=== STATED PROBLEM ===
Where does the string "text" appear in the records? Copy every line that contains it.

=== MATERIAL FOR THIS TASK ===

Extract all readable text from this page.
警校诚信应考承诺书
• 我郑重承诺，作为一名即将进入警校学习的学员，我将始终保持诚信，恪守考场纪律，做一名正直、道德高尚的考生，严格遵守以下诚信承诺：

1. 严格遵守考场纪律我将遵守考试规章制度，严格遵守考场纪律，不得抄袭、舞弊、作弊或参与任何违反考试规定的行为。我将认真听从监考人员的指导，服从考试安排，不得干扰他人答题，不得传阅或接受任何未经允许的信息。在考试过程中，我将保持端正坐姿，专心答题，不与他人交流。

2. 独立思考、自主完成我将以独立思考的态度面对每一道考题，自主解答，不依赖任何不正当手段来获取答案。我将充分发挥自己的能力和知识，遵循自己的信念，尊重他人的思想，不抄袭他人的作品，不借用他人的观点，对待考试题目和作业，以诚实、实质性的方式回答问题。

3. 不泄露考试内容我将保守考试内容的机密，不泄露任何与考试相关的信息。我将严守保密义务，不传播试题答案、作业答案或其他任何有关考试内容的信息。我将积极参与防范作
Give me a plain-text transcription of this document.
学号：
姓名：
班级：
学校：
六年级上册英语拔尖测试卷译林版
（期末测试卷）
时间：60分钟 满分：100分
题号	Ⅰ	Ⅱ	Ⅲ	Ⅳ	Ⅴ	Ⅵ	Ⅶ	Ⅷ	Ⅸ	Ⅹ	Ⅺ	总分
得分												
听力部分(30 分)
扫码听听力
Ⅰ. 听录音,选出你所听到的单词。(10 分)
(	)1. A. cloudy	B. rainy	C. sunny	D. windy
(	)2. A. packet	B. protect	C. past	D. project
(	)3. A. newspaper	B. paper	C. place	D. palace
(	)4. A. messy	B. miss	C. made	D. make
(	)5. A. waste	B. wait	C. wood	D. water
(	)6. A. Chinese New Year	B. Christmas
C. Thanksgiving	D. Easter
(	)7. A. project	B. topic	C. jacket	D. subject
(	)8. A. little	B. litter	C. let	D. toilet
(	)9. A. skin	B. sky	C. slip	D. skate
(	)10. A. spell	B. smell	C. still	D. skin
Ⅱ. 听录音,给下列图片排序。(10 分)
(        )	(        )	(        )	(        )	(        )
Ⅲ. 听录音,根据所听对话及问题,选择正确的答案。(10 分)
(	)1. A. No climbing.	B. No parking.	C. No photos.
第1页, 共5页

=== THE REPLY ===
Extract all readable text from this page.
Give me a plain-text transcription of this document.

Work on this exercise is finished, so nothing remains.